* **Text section**:
===============
Suffrage campaigner in the United Kingdom

Lilian Hicks (1853–1924) was a British campaigner for the vote for agricultural labourers and later Women's suffrage in the United Kingdom. Hicks took an active role in several organisations and was arrested on Black Friday in 1910.

==Life==
Hicks was born in Colchester in 1853. She and her husband, Charles Hicks, lived at Great Holland Hall where her daughter Amy was born. She campaigned to support agricultural labourers who in the 19th century were denied the vote irrespective of gender because they had no property. The campaign had success when the Representation of the People Act 1884 became law giving the vote to male agricultural labourers.

Hicks went on to campaign for women's suffrage via a number of organisations as the women's cause was splintered by different allegiances. Many would not get involved in criminal acts or they disagreed with the dictatorial approach of Women's Social and Political Union's leadership. Hicks had been associated with the suffrage cause since Amy was a young girl. By 1902 she and her daughter were members by of the Central Society for Women's Suffrage and they were joining celebrations of women's civil disobedience in pursuit of the suffrage cause. She and her daughter joined the Women's Social and Political Union in 1906, but by 1907 they were both in the Women's Freedom League which had split from the suffragettes (the Women's Social and Political Union) and Amy was serving as a secretary for the league. Amy was imprisoned for three weeks in 1907 for obstruction that year.

In about 1909 the Women's Freedom League published a postcard featuring a photo of Hicks taken by Lena Connell. She and her mother were arrested on Black Friday on 18 November 1910.
===============
* **Exercise**: Repeat the Lilian Hicks biography above word for word, in full.

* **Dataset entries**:
===============
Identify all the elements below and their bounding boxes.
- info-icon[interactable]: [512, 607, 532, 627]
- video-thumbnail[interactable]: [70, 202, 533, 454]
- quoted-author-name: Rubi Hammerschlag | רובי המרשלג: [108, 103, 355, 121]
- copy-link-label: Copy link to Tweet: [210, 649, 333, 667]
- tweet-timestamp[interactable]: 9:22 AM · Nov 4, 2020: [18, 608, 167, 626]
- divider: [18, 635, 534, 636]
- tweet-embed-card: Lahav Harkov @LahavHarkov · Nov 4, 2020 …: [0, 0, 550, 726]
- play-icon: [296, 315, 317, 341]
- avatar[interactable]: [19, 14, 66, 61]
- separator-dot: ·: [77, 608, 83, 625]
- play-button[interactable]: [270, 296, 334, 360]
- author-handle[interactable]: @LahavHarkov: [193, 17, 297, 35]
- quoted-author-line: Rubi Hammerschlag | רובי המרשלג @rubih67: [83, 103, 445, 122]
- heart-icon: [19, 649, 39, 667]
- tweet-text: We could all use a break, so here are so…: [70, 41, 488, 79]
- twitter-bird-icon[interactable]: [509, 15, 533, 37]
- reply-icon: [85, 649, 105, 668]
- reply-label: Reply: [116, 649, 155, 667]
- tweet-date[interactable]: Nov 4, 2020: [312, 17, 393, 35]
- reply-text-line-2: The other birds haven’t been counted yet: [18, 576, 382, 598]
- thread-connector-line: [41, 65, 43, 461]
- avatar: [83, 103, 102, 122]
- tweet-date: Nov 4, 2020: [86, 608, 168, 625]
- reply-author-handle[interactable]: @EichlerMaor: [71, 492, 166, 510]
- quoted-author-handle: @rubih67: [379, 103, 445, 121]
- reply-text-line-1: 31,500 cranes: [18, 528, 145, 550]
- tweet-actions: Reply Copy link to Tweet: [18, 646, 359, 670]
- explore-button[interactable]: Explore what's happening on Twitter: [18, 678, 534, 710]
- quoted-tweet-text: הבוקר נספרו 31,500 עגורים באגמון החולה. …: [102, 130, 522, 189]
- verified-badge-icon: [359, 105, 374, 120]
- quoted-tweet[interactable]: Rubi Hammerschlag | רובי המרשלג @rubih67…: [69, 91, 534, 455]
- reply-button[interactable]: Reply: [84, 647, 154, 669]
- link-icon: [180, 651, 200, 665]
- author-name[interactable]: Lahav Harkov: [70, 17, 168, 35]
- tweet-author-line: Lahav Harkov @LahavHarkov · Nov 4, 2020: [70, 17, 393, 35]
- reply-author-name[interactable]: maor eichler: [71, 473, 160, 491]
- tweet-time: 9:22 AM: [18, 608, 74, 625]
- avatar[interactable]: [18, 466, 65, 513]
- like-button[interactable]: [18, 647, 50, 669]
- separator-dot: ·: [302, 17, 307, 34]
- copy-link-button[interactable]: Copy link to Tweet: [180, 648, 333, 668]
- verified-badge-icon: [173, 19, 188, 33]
===============
* **Finished exercise**:
Suffrage campaigner in the United Kingdom

Lilian Hicks (1853–1924) was a British campaigner for the vote for agricultural labourers and later Women's suffrage in the United Kingdom. Hicks took an active role in several organisations and was arrested on Black Friday in 1910.

==Life==
Hicks was born in Colchester in 1853. She and her husband, Charles Hicks, lived at Great Holland Hall where her daughter Amy was born. She campaigned to support agricultural labourers who in the 19th century were denied the vote irrespective of gender because they had no property. The campaign had success when the Representation of the People Act 1884 became law giving the vote to male agricultural labourers.

Hicks went on to campaign for women's suffrage via a number of organisations as the women's cause was splintered by different allegiances. Many would not get involved in criminal acts or they disagreed with the dictatorial approach of Women's Social and Political Union's leadership. Hicks had been associated with the suffrage cause since Amy was a young girl. By 1902 she and her daughter were members by of the Central Society for Women's Suffrage and they were joining celebrations of women's civil disobedience in pursuit of the suffrage cause. She and her daughter joined the Women's Social and Political Union in 1906, but by 1907 they were both in the Women's Freedom League which had split from the suffragettes (the Women's Social and Political Union) and Amy was serving as a secretary for the league. Amy was imprisoned for three weeks in 1907 for obstruction that year.

In about 1909 the Women's Freedom League published a postcard featuring a photo of Hicks taken by Lena Connell. She and her mother were arrested on Black Friday on 18 November 1910.